| Задание A |
Ответьте по воспоминаниям на три вопроса:
(i) В каком году состоялась репатриация из Москвы?
(ii) Куда Литфонд эвакуировал писательских детей осенью 1941 года?
(iii) Куда эвакуировалась киностудия «Мосфильм»?

| Текст воспоминаний |
..............................
Воспоминания

Аксельрод Елена

Elena_Akselrod

Родилась в 1932 году, в Минске. Литератор, работала и жила в Москве, откуда репатриировалась в 1991 году. Живет в Маале Адумим.
Сын и внучка.

Казахстанская пурга
Осенью 1941 года Литфонд эвакуировал писательских детей в Чистополь. Родители снарядили в дорогу и меня, собрали мои вещички, но когда мы втроем с мамой и папой подошли к составу, куда втаскивали упирающихся детей, я прокричала мелодраматическую фразу, решившую мою судьбу: «Лучше бросьте меня под поезд!». Этого родители не выдержали, мы вернулись домой, но вскоре отец отправил маму, бабушку и меня в Тамбов – тот же Тамбов, где, по странному совпадению, семья Аксельрод оказалась во время Первой мировой войны, а сам остался в Москве, продолжая поиски брата (еврейского поэта Зелика Аксельрода, арестованного и, как позже выяснилось, к тому времени уже расстрелянного) и ожидая призыва в армию. Пока же работал над антифашистскими плакатами и иллюстрациями для журналов. Он писал маме 28 июля 1941 г.:
«… Я пишу тебе очень часто, это единственное, чем мы можем облегчить нашу жизнь врозь… То, что вы уехали… было правильно, будем надеяться, что Гитлер скоро сломает себе голову, и вы вернетесь обратно. Мои дела пока весьма средне, видов на большую работу пока нет, начинаю делать эскизы для печатного окна ТАСС…»

Тем временем мама устроилась на работу в «Тамбовскую правду», что давало нам возможность кое-как сводить концы с концами. Отец все надеялся узнать что-нибудь о Зелике, писал маме уже в октябре: «Надеюсь, что в ближайшие дни что-нибудь узнаю…».
Но «в ближайшие дни» его призвали в армию, служил он недолго, был отозван Сергеем Эйзенштейном для участия в работе над фильмом «Иван Грозный». Киностудия «Мосфильм» эвакуировалась в Алма-Ату, отец завернул за нами в Тамбов, и мы всей семьей отправились в теплушке к месту назначения (опять в теплушке, как изгнанная из Белоруссии семья в 1915 году) через Урал, Сибирь, Северный Казахстан. 

Несколько отрывков из моего «теплушечного» дневника:
«14 ноября 1941г. Сегодня в 6 утра проснулась, поезд стоял. Через полчаса поезд пошел, проехал 15-20 минут и стал. Сказали, что поезд будет, наверно, стоять три дня. Мама очень испугалась и сказала, что если он будет так долго стоять, у нас не хватит хлеба и мы умрем с голоду, а папа сказал, что доедем…Папа и две девочки пошли за водой. Они пришли с замерзшими руками, и обе девочки плакали, но воду все-таки принесли. Папа пошел кипятить воду, а я тем временем рисовала, я нарисовала Северный полюс. Потом папа принес чай с хлебом. В 8 часов я легла спать (поезд все стоял). Это было под Новосибирском».
..............................
| Задание B |
Замените «checkmark-icon» на «check-icon» в записях от самого начала до строки с «decor-arch [196,316,218,360]» включительно и приведите только эти строки, больше ничего в них не меняя.

| Исходные данные |
..............................
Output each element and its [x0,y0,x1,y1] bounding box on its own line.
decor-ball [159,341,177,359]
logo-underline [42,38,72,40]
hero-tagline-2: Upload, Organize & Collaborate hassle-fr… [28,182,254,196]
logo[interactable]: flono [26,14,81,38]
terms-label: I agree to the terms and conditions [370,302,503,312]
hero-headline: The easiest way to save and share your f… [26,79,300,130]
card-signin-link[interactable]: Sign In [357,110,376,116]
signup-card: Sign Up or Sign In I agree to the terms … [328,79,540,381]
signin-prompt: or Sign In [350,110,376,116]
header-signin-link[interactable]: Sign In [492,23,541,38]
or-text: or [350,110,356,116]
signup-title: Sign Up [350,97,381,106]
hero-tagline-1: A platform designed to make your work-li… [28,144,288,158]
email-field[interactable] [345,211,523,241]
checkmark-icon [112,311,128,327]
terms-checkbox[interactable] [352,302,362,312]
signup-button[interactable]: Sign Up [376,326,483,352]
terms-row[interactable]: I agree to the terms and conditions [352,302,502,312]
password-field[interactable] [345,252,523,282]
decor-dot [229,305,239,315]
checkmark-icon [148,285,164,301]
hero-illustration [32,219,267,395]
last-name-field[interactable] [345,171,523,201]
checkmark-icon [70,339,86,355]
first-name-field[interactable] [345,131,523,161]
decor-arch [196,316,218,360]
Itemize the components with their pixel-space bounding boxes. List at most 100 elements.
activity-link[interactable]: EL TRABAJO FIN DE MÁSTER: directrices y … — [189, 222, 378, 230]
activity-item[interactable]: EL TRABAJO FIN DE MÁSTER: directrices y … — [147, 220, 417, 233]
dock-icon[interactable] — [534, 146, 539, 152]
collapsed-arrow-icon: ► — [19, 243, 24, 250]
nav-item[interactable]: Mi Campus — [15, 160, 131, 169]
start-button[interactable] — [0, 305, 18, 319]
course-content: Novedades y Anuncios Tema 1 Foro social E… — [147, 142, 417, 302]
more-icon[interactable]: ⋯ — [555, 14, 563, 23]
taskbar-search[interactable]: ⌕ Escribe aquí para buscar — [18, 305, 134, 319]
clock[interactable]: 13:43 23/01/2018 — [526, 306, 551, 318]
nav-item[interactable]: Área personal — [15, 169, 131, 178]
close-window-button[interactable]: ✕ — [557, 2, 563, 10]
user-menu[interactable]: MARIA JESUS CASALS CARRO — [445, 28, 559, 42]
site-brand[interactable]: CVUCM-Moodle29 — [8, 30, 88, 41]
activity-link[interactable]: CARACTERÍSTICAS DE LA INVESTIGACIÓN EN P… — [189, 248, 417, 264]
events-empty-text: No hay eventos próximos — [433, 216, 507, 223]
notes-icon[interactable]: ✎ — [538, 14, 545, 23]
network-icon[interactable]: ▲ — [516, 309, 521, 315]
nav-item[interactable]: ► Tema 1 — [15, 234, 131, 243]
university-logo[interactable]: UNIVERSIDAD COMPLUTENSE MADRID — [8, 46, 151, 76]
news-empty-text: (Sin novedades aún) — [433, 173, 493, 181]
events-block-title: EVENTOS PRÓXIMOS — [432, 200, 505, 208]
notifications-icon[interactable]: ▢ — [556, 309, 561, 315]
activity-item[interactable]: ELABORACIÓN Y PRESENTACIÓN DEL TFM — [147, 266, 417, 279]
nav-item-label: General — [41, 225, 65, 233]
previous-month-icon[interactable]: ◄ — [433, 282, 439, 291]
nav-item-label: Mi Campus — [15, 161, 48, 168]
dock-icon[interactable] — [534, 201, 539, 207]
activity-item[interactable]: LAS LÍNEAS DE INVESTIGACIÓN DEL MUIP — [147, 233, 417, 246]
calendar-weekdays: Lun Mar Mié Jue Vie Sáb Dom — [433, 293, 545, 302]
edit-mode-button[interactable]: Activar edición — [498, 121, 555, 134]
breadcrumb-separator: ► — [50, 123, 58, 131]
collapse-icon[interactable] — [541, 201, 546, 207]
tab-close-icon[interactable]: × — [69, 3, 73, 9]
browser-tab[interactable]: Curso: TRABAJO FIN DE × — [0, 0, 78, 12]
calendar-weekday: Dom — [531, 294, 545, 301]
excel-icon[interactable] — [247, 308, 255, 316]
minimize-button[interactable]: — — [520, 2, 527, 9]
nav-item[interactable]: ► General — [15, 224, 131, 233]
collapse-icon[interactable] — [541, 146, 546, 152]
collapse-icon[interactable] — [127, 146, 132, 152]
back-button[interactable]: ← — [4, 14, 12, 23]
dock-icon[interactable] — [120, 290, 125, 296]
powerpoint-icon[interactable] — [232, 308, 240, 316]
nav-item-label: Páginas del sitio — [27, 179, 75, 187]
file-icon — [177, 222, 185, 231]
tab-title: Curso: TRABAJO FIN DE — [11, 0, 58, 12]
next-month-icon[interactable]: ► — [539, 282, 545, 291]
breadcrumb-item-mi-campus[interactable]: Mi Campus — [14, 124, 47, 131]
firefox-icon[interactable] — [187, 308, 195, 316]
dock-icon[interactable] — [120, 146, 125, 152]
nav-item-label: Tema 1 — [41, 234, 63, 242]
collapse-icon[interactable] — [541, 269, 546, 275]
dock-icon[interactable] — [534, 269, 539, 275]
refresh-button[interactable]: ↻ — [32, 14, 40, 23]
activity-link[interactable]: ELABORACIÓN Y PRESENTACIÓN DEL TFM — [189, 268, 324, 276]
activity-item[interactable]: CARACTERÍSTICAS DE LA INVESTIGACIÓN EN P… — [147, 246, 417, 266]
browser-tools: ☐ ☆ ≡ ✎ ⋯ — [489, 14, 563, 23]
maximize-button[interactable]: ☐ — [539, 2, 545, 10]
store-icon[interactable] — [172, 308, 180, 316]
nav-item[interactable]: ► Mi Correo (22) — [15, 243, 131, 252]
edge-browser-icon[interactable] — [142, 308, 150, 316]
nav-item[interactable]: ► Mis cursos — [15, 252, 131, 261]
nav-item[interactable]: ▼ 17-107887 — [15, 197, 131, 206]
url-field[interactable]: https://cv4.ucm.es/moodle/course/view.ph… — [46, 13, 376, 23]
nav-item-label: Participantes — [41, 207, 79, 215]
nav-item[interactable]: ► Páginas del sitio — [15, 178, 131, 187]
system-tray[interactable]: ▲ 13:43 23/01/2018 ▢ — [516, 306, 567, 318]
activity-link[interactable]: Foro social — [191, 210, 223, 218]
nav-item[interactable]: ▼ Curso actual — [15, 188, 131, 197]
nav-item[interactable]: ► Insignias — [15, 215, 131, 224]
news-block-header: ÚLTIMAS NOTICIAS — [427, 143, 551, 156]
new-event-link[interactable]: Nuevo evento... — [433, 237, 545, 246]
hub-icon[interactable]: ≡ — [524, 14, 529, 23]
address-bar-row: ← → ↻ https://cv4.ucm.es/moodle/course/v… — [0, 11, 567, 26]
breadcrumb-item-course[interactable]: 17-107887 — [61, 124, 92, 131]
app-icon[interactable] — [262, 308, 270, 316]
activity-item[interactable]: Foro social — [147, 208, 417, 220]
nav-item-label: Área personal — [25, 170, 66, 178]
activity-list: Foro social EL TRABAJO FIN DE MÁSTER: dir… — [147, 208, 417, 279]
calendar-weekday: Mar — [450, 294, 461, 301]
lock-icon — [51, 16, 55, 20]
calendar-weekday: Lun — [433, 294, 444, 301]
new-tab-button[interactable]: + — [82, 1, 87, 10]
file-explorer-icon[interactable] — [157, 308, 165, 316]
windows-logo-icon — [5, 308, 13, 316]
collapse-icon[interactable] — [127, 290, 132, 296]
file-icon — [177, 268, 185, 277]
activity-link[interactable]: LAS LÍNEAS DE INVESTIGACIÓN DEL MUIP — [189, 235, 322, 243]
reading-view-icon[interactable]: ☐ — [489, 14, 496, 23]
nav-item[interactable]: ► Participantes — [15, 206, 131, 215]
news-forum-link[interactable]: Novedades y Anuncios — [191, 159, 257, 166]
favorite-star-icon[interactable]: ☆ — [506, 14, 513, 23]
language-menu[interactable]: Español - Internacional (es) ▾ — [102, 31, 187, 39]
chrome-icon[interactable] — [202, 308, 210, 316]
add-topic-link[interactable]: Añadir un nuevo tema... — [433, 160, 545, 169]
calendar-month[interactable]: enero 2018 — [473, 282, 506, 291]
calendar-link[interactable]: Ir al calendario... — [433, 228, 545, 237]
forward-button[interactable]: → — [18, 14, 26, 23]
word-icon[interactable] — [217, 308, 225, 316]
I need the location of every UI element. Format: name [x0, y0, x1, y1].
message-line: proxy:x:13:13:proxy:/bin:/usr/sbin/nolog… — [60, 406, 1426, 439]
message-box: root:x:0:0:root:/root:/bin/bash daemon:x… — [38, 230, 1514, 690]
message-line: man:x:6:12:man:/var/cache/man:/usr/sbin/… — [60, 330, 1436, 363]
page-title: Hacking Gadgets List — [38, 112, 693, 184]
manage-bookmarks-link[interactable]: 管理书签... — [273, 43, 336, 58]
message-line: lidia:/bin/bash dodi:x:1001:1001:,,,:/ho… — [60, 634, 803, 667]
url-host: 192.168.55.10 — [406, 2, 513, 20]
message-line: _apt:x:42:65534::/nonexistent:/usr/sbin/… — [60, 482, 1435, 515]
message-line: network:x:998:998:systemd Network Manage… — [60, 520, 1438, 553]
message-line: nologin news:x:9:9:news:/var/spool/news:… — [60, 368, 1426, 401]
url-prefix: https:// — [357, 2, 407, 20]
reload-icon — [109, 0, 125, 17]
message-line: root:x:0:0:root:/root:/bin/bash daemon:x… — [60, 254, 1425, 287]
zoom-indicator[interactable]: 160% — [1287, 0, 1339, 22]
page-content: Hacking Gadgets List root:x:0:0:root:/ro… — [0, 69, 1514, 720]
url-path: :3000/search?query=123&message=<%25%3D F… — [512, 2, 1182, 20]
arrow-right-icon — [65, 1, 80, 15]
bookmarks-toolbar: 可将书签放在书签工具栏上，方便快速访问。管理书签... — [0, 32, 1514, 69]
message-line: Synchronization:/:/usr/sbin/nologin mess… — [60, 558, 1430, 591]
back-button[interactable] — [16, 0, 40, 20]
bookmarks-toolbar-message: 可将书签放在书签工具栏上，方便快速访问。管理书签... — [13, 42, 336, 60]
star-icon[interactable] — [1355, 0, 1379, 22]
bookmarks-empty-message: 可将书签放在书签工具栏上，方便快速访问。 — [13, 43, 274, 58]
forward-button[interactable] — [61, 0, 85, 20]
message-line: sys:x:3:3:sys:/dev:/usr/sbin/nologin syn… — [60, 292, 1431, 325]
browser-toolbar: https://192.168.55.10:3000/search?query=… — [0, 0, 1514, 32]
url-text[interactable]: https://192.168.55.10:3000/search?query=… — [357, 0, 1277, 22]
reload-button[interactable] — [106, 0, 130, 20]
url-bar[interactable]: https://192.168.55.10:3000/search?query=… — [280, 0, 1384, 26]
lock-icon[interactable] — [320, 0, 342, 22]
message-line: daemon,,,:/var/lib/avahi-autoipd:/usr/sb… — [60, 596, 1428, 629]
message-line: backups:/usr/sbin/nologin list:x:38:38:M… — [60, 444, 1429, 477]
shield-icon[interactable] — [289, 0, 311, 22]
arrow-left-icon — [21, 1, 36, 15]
..............................
| Ответ A |
(i) В 1991 году.
(ii) В Чистополь.
(iii) В Алма-Ату.

| Ответ B |
Output each element and its [x0,y0,x1,y1] bounding box on its own line.
decor-ball [159,341,177,359]
logo-underline [42,38,72,40]
hero-tagline-2: Upload, Organize & Collaborate hassle-fr… [28,182,254,196]
logo[interactable]: flono [26,14,81,38]
terms-label: I agree to the terms and conditions [370,302,503,312]
hero-headline: The easiest way to save and share your f… [26,79,300,130]
card-signin-link[interactable]: Sign In [357,110,376,116]
signup-card: Sign Up or Sign In I agree to the terms … [328,79,540,381]
signin-prompt: or Sign In [350,110,376,116]
header-signin-link[interactable]: Sign In [492,23,541,38]
or-text: or [350,110,356,116]
signup-title: Sign Up [350,97,381,106]
hero-tagline-1: A platform designed to make your work-li… [28,144,288,158]
email-field[interactable] [345,211,523,241]
check-icon [112,311,128,327]
terms-checkbox[interactable] [352,302,362,312]
signup-button[interactable]: Sign Up [376,326,483,352]
terms-row[interactable]: I agree to the terms and conditions [352,302,502,312]
password-field[interactable] [345,252,523,282]
decor-dot [229,305,239,315]
check-icon [148,285,164,301]
hero-illustration [32,219,267,395]
last-name-field[interactable] [345,171,523,201]
check-icon [70,339,86,355]
first-name-field[interactable] [345,131,523,161]
decor-arch [196,316,218,360]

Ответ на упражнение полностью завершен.